Task material.
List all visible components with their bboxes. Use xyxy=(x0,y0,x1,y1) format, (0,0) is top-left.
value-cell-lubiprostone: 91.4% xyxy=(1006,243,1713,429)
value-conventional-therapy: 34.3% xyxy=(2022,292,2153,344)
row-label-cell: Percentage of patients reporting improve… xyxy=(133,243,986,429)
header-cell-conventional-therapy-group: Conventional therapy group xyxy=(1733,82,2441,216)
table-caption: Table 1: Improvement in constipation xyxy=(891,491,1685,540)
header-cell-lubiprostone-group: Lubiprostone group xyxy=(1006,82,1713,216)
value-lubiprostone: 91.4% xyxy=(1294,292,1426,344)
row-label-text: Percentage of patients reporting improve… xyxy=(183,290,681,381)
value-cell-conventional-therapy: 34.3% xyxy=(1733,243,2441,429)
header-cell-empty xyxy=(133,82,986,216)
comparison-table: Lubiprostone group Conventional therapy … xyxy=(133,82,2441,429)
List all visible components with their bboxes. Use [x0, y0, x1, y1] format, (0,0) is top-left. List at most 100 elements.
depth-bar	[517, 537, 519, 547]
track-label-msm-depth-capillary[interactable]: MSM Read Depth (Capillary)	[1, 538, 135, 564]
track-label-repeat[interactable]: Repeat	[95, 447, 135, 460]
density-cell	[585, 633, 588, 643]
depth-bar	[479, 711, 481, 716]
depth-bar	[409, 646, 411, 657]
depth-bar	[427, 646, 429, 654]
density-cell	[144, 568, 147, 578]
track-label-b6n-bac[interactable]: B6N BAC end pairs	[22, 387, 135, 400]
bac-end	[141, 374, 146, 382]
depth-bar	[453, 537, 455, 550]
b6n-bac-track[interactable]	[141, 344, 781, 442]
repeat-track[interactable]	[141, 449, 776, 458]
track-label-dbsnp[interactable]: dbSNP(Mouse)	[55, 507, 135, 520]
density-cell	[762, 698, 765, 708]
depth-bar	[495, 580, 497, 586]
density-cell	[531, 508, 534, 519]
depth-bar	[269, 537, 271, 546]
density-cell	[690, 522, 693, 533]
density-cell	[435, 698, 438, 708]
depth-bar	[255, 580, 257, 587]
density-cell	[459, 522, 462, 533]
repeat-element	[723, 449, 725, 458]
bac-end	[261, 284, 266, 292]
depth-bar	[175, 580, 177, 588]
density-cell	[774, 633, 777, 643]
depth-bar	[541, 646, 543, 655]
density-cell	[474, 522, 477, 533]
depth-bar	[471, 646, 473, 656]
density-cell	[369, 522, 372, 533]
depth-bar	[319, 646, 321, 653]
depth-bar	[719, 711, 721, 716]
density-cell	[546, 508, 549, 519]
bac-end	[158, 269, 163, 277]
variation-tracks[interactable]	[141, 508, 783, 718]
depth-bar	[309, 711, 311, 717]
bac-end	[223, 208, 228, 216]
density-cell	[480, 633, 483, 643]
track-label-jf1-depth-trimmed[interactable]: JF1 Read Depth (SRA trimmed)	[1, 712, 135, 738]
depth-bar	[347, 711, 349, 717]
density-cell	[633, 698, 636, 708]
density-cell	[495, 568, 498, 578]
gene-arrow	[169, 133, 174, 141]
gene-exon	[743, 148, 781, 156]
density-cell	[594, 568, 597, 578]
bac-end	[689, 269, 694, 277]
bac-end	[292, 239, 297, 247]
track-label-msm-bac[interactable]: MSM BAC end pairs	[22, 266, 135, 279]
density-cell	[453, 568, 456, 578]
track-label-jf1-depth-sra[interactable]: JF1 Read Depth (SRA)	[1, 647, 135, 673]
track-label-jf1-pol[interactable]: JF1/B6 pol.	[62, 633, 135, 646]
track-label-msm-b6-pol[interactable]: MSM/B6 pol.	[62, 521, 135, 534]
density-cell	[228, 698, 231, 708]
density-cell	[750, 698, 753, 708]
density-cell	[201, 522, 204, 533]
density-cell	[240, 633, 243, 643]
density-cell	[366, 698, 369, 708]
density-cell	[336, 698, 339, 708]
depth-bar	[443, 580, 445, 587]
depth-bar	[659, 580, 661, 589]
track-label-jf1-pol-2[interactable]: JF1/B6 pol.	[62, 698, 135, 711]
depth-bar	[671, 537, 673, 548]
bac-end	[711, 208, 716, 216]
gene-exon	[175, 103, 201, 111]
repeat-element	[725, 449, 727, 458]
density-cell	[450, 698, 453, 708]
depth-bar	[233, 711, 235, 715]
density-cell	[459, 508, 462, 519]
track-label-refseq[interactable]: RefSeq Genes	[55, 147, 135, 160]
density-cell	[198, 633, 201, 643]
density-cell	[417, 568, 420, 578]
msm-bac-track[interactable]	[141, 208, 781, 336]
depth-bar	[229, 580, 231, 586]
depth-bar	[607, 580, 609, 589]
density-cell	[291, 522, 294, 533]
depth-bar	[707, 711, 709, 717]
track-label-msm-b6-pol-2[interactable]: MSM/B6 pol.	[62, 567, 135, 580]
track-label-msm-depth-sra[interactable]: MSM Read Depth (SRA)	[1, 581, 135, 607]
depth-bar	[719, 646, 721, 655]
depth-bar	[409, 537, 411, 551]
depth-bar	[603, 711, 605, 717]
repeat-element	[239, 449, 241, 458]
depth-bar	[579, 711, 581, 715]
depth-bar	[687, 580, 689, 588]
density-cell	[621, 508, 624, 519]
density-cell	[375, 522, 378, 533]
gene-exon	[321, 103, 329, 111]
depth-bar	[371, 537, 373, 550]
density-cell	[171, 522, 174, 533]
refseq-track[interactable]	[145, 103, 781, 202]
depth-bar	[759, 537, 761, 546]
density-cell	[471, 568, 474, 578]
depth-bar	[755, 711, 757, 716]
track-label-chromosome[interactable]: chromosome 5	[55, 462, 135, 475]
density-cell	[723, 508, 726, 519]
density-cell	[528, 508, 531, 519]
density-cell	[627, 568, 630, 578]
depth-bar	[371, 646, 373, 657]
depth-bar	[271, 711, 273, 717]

What is being asked. Each entry above needs to be duplicated exactly.

Solved exercise.
List all visible components with their bboxes. Use xyxy=(x0,y0,x1,y1) format, (0,0) is top-left.
value-cell-lubiprostone: 91.4% xyxy=(1006,243,1713,429)
value-conventional-therapy: 34.3% xyxy=(2022,292,2153,344)
row-label-cell: Percentage of patients reporting improve… xyxy=(133,243,986,429)
header-cell-conventional-therapy-group: Conventional therapy group xyxy=(1733,82,2441,216)
table-caption: Table 1: Improvement in constipation xyxy=(891,491,1685,540)
header-cell-lubiprostone-group: Lubiprostone group xyxy=(1006,82,1713,216)
value-lubiprostone: 91.4% xyxy=(1294,292,1426,344)
row-label-text: Percentage of patients reporting improve… xyxy=(183,290,681,381)
value-cell-conventional-therapy: 34.3% xyxy=(1733,243,2441,429)
header-cell-empty xyxy=(133,82,986,216)
comparison-table: Lubiprostone group Conventional therapy … xyxy=(133,82,2441,429)
List all visible components with their bboxes. Use [x0, y0, x1, y1] format, (0,0) is top-left. List at most 100 elements.
depth-bar	[517, 537, 519, 547]
track-label-msm-depth-capillary[interactable]: MSM Read Depth (Capillary)	[1, 538, 135, 564]
track-label-repeat[interactable]: Repeat	[95, 447, 135, 460]
density-cell	[585, 633, 588, 643]
depth-bar	[479, 711, 481, 716]
depth-bar	[409, 646, 411, 657]
depth-bar	[427, 646, 429, 654]
density-cell	[144, 568, 147, 578]
track-label-b6n-bac[interactable]: B6N BAC end pairs	[22, 387, 135, 400]
bac-end	[141, 374, 146, 382]
depth-bar	[453, 537, 455, 550]
b6n-bac-track[interactable]	[141, 344, 781, 442]
repeat-track[interactable]	[141, 449, 776, 458]
track-label-dbsnp[interactable]: dbSNP(Mouse)	[55, 507, 135, 520]
density-cell	[762, 698, 765, 708]
depth-bar	[495, 580, 497, 586]
density-cell	[531, 508, 534, 519]
depth-bar	[269, 537, 271, 546]
density-cell	[690, 522, 693, 533]
density-cell	[435, 698, 438, 708]
depth-bar	[255, 580, 257, 587]
density-cell	[459, 522, 462, 533]
repeat-element	[723, 449, 725, 458]
bac-end	[261, 284, 266, 292]
depth-bar	[175, 580, 177, 588]
density-cell	[774, 633, 777, 643]
depth-bar	[541, 646, 543, 655]
density-cell	[474, 522, 477, 533]
depth-bar	[471, 646, 473, 656]
density-cell	[369, 522, 372, 533]
depth-bar	[319, 646, 321, 653]
depth-bar	[719, 711, 721, 716]
density-cell	[546, 508, 549, 519]
bac-end	[158, 269, 163, 277]
variation-tracks[interactable]	[141, 508, 783, 718]
depth-bar	[309, 711, 311, 717]
bac-end	[223, 208, 228, 216]
density-cell	[480, 633, 483, 643]
track-label-jf1-depth-trimmed[interactable]: JF1 Read Depth (SRA trimmed)	[1, 712, 135, 738]
depth-bar	[347, 711, 349, 717]
density-cell	[633, 698, 636, 708]
density-cell	[495, 568, 498, 578]
gene-arrow	[169, 133, 174, 141]
gene-exon	[743, 148, 781, 156]
density-cell	[594, 568, 597, 578]
bac-end	[689, 269, 694, 277]
bac-end	[292, 239, 297, 247]
track-label-msm-bac[interactable]: MSM BAC end pairs	[22, 266, 135, 279]
density-cell	[453, 568, 456, 578]
track-label-jf1-depth-sra[interactable]: JF1 Read Depth (SRA)	[1, 647, 135, 673]
track-label-jf1-pol[interactable]: JF1/B6 pol.	[62, 633, 135, 646]
track-label-msm-b6-pol[interactable]: MSM/B6 pol.	[62, 521, 135, 534]
density-cell	[228, 698, 231, 708]
density-cell	[750, 698, 753, 708]
density-cell	[201, 522, 204, 533]
density-cell	[240, 633, 243, 643]
density-cell	[366, 698, 369, 708]
density-cell	[336, 698, 339, 708]
depth-bar	[443, 580, 445, 587]
depth-bar	[659, 580, 661, 589]
track-label-jf1-pol-2[interactable]: JF1/B6 pol.	[62, 698, 135, 711]
depth-bar	[671, 537, 673, 548]
bac-end	[711, 208, 716, 216]
gene-exon	[175, 103, 201, 111]
repeat-element	[725, 449, 727, 458]
density-cell	[450, 698, 453, 708]
depth-bar	[233, 711, 235, 715]
density-cell	[459, 508, 462, 519]
track-label-refseq[interactable]: RefSeq Genes	[55, 147, 135, 160]
density-cell	[198, 633, 201, 643]
density-cell	[417, 568, 420, 578]
msm-bac-track[interactable]	[141, 208, 781, 336]
depth-bar	[229, 580, 231, 586]
depth-bar	[607, 580, 609, 589]
density-cell	[291, 522, 294, 533]
depth-bar	[707, 711, 709, 717]
track-label-msm-b6-pol-2[interactable]: MSM/B6 pol.	[62, 567, 135, 580]
track-label-msm-depth-sra[interactable]: MSM Read Depth (SRA)	[1, 581, 135, 607]
depth-bar	[719, 646, 721, 655]
depth-bar	[409, 537, 411, 551]
depth-bar	[603, 711, 605, 717]
repeat-element	[239, 449, 241, 458]
depth-bar	[579, 711, 581, 715]
depth-bar	[687, 580, 689, 588]
density-cell	[621, 508, 624, 519]
density-cell	[375, 522, 378, 533]
gene-exon	[321, 103, 329, 111]
depth-bar	[371, 537, 373, 550]
density-cell	[171, 522, 174, 533]
refseq-track[interactable]	[145, 103, 781, 202]
depth-bar	[759, 537, 761, 546]
density-cell	[471, 568, 474, 578]
depth-bar	[755, 711, 757, 716]
track-label-chromosome[interactable]: chromosome 5	[55, 462, 135, 475]
density-cell	[723, 508, 726, 519]
density-cell	[528, 508, 531, 519]
density-cell	[627, 568, 630, 578]
depth-bar	[371, 646, 373, 657]
depth-bar	[271, 711, 273, 717]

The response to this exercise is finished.